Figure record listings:
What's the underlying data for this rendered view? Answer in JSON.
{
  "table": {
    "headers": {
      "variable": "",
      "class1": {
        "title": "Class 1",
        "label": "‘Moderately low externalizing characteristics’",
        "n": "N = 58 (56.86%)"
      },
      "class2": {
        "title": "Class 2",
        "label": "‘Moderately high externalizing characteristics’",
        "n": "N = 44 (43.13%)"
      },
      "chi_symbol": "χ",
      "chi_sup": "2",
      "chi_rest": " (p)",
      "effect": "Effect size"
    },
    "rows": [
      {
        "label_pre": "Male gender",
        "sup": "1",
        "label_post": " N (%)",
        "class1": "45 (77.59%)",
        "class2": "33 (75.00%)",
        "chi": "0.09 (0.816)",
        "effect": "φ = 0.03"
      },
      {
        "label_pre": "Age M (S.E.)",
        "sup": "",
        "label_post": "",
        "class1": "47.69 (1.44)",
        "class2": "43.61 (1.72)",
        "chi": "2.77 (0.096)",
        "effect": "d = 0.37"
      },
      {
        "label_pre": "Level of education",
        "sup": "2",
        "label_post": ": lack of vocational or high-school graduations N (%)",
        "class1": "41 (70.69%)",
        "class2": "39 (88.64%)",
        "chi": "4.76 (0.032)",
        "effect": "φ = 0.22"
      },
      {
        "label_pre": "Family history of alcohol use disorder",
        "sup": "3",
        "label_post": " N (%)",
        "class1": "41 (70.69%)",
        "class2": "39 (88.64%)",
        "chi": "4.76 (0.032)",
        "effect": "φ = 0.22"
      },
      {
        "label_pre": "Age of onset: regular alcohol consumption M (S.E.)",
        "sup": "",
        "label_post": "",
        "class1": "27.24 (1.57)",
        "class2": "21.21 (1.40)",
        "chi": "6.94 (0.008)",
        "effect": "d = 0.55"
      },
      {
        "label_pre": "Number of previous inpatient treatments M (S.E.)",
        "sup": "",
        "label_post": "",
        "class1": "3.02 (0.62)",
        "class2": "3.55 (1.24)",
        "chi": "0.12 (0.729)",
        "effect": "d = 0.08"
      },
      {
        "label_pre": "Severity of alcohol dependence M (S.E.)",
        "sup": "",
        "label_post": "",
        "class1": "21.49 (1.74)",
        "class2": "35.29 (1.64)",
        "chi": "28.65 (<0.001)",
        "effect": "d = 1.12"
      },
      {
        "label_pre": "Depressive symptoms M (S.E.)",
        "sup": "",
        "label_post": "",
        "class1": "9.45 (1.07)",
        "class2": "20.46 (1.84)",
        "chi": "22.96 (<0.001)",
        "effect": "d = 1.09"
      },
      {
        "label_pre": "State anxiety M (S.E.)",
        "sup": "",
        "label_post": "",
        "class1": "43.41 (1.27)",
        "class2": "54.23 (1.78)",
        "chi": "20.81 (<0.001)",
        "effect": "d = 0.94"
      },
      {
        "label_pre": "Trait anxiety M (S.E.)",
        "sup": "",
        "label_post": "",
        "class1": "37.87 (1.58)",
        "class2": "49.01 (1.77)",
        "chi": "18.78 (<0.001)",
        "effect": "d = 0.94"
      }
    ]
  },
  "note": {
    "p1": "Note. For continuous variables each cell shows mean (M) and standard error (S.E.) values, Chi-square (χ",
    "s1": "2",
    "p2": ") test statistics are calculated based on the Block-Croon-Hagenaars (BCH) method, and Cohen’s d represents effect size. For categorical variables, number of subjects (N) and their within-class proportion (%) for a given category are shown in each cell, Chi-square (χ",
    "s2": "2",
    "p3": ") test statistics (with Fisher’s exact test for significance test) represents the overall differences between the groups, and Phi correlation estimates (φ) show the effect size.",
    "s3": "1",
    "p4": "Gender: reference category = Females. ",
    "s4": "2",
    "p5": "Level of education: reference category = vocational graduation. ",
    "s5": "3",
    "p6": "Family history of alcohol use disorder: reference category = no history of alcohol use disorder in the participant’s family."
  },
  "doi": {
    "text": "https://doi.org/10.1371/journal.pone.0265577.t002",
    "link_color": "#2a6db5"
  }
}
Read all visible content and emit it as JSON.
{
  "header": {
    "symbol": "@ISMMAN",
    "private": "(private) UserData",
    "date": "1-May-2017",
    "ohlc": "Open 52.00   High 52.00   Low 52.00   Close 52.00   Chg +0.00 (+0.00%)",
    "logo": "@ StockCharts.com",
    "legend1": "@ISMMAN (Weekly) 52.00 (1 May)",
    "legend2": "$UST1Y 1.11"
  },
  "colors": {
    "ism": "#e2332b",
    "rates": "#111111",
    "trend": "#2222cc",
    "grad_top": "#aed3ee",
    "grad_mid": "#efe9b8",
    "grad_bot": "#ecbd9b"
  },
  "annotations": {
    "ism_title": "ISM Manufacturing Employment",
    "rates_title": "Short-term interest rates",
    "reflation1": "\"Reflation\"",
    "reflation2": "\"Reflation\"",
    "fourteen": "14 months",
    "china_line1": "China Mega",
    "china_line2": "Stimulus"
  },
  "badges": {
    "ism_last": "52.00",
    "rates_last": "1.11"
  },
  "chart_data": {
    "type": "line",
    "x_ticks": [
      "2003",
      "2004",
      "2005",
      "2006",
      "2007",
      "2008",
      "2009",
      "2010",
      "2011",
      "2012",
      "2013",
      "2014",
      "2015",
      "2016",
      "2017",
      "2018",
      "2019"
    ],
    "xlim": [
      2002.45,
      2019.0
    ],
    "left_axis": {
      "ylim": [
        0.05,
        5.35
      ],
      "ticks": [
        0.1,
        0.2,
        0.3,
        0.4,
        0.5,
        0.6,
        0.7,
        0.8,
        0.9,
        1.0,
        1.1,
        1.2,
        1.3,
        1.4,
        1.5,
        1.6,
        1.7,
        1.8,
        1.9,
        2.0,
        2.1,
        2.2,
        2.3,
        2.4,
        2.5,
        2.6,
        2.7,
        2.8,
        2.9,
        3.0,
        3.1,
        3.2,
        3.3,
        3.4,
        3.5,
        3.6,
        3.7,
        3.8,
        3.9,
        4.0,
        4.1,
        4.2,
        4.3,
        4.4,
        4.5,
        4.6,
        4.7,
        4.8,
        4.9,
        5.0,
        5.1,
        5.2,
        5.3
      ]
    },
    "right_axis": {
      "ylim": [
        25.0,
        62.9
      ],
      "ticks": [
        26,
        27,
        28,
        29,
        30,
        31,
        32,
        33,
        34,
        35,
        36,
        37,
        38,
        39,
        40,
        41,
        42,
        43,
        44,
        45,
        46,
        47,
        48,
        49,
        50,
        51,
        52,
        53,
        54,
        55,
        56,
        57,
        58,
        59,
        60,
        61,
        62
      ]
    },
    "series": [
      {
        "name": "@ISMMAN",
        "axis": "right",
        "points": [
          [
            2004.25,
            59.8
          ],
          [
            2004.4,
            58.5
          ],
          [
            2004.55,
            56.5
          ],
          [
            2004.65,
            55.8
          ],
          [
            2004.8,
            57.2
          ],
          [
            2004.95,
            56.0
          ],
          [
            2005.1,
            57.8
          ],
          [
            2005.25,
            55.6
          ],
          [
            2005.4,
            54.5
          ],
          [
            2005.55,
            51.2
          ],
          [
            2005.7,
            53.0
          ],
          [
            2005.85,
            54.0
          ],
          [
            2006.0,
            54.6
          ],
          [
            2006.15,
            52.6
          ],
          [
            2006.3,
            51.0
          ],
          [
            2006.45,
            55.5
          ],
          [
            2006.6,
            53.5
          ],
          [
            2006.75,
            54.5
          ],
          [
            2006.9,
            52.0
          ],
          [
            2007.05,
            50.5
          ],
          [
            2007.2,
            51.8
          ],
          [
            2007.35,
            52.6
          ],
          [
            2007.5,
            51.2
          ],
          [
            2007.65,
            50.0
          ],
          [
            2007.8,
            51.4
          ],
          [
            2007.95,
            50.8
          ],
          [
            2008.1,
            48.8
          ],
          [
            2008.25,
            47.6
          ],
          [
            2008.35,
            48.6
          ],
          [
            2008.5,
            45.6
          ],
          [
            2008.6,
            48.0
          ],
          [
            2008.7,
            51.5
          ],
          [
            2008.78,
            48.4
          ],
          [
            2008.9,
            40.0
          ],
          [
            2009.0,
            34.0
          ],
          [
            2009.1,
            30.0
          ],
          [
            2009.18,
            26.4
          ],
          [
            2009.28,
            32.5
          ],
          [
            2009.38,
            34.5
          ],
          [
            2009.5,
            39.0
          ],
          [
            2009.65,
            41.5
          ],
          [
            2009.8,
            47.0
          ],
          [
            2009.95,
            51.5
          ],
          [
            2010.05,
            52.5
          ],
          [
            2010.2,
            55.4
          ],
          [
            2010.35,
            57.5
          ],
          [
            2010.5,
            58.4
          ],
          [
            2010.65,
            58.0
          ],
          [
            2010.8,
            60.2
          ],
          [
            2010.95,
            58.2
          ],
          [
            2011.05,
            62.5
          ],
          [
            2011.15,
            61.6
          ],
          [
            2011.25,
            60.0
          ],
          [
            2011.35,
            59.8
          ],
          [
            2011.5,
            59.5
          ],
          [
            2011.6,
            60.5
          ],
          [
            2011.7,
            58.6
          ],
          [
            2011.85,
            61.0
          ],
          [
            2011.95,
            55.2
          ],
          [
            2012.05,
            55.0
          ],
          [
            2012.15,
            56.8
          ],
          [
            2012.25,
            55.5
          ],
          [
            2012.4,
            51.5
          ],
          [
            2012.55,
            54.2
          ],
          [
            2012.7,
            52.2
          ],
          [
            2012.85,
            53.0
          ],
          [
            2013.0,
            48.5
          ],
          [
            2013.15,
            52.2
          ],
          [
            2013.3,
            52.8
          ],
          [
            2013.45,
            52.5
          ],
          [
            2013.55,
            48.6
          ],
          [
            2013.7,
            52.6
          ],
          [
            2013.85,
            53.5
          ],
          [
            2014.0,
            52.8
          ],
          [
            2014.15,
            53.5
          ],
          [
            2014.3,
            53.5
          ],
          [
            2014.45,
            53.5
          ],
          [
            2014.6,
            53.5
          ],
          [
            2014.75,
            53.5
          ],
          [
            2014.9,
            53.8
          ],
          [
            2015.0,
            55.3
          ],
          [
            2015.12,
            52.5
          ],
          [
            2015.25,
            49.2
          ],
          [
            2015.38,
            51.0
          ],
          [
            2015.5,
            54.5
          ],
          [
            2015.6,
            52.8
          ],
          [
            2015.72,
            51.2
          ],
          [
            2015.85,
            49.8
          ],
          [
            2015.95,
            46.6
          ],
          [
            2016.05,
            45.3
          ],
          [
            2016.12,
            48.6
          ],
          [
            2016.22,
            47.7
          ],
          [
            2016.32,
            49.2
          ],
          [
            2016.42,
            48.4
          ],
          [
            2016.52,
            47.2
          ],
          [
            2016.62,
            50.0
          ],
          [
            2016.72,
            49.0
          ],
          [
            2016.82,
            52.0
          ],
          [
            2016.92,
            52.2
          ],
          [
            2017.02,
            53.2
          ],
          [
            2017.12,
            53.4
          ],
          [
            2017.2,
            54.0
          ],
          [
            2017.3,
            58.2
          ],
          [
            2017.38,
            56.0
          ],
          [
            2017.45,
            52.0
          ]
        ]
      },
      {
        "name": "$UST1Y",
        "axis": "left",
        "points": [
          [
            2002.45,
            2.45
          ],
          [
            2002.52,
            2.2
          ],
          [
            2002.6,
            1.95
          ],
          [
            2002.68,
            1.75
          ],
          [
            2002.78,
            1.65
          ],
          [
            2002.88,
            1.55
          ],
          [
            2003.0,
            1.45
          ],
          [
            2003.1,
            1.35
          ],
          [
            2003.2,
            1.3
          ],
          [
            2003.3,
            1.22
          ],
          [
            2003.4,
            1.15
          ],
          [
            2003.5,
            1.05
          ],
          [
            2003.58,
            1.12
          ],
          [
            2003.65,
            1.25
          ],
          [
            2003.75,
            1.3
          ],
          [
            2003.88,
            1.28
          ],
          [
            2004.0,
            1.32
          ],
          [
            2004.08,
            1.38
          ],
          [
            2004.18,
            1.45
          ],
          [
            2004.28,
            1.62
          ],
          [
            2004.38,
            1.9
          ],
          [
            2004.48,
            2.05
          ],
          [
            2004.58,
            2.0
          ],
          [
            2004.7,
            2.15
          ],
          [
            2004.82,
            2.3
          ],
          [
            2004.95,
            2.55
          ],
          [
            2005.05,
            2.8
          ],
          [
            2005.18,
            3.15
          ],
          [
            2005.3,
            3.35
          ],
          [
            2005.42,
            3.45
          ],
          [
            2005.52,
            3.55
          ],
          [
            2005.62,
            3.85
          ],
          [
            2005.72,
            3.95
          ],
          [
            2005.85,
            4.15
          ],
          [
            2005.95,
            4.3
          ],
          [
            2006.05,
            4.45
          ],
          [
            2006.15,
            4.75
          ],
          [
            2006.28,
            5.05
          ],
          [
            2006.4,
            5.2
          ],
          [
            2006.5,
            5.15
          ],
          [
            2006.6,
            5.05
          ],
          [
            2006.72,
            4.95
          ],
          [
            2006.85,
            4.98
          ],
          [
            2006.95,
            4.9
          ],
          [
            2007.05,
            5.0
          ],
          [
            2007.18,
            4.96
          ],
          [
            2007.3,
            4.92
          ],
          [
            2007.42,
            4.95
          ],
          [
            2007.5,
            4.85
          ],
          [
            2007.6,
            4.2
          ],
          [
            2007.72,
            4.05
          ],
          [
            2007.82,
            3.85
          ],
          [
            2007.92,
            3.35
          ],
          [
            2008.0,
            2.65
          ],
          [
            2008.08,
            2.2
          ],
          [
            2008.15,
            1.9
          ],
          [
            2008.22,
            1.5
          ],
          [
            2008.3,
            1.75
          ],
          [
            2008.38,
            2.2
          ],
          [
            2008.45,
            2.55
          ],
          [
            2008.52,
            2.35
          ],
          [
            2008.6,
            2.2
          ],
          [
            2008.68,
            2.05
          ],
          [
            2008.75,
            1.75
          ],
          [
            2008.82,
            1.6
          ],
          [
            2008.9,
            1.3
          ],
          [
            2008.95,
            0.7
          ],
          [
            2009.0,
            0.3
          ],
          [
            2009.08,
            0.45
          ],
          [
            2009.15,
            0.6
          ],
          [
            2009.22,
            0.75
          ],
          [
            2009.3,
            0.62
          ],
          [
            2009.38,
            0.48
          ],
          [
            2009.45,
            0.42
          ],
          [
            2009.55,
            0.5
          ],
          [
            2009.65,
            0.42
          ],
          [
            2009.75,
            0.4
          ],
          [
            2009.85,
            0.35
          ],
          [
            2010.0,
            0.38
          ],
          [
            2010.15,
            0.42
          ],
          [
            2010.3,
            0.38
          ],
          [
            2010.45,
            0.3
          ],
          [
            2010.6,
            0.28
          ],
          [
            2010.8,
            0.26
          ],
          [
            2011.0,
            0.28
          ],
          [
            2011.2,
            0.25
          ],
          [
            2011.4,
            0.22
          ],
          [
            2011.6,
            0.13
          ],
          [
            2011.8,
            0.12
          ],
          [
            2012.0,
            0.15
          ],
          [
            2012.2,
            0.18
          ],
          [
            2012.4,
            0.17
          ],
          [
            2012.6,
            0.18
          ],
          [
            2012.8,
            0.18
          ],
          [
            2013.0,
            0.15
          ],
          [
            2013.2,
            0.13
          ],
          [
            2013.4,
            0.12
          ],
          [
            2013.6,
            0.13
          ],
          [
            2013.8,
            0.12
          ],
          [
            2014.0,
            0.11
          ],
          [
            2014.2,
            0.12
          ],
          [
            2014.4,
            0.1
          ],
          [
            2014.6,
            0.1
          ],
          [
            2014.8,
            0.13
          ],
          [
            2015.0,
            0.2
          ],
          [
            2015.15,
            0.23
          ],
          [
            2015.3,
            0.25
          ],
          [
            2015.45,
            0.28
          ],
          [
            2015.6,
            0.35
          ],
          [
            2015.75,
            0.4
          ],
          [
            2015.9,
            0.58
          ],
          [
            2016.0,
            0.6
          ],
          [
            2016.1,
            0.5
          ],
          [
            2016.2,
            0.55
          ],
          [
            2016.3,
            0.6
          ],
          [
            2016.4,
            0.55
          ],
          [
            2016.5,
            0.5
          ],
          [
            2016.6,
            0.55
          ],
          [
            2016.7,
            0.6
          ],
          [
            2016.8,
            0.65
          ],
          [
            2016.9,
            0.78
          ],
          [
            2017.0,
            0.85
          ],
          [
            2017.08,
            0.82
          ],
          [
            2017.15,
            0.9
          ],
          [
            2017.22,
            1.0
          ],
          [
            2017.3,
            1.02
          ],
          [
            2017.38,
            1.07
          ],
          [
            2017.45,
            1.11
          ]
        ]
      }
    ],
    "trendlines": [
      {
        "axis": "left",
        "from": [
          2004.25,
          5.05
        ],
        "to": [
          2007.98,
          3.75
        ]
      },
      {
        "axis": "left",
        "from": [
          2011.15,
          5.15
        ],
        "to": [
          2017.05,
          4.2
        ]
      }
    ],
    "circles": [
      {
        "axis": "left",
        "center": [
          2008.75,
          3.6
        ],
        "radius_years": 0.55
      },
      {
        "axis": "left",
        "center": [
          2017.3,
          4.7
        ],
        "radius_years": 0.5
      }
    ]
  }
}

DO THIS :: Where a line of the material above holds the string "education", copy that line.

EXERCISE ANSWER ::
        "label_pre": "Level of education",
    "p5": "Level of education: reference category = vocational graduation. ",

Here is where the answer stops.